Data entries
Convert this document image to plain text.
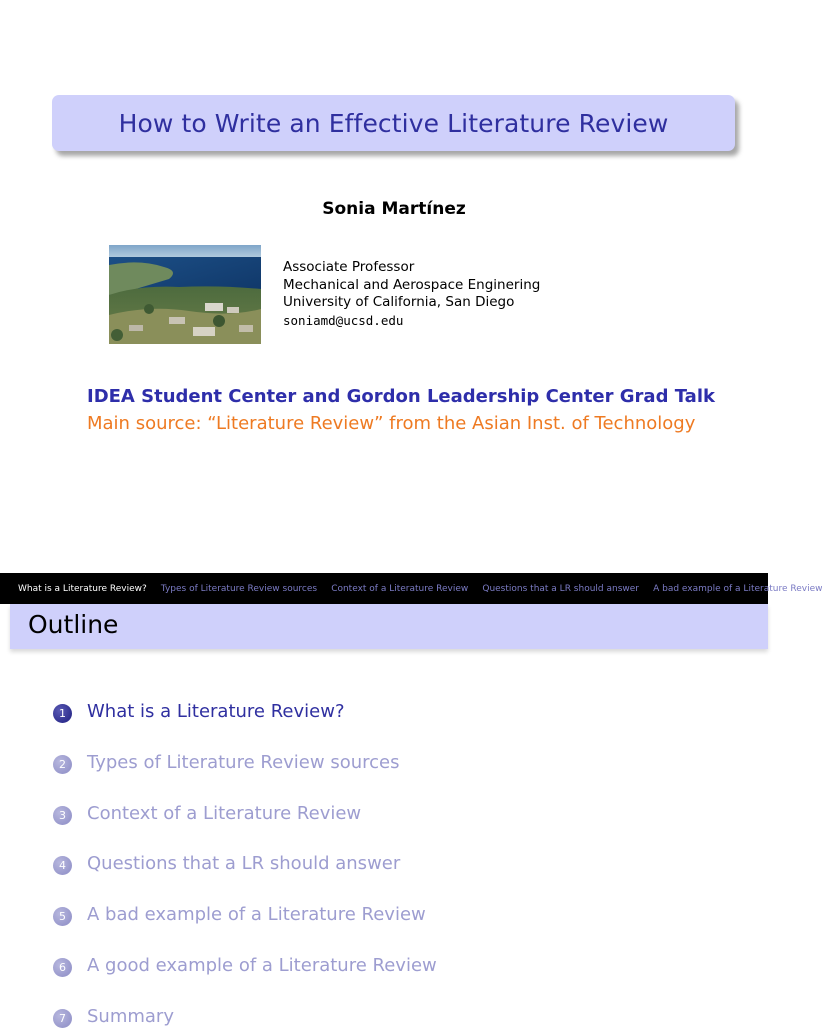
How to Write an Effective Literature Review
Sonia Martínez
Associate Professor
Mechanical and Aerospace Enginering
University of California, San Diego
soniamd@ucsd.edu
IDEA Student Center and Gordon Leadership Center Grad Talk
Main source: “Literature Review” from the Asian Inst. of Technology
What is a Literature Review? Types of Literature Review sources Context of a Literature Review Questions that a LR should answer A bad example of a Literature Review
Outline
1	What is a Literature Review?
2	Types of Literature Review sources
3	Context of a Literature Review
4	Questions that a LR should answer
5	A bad example of a Literature Review
6	A good example of a Literature Review
7	Summary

CHALLENGE —
Pictures excluded, quote all the data above exactly.

THE OUTPUT —
Convert this document image to plain text.
How to Write an Effective Literature Review
Sonia Martínez
Associate Professor
Mechanical and Aerospace Enginering
University of California, San Diego
soniamd@ucsd.edu
IDEA Student Center and Gordon Leadership Center Grad Talk
Main source: “Literature Review” from the Asian Inst. of Technology
What is a Literature Review? Types of Literature Review sources Context of a Literature Review Questions that a LR should answer A bad example of a Literature Review
Outline
1	What is a Literature Review?
2	Types of Literature Review sources
3	Context of a Literature Review
4	Questions that a LR should answer
5	A bad example of a Literature Review
6	A good example of a Literature Review
7	Summary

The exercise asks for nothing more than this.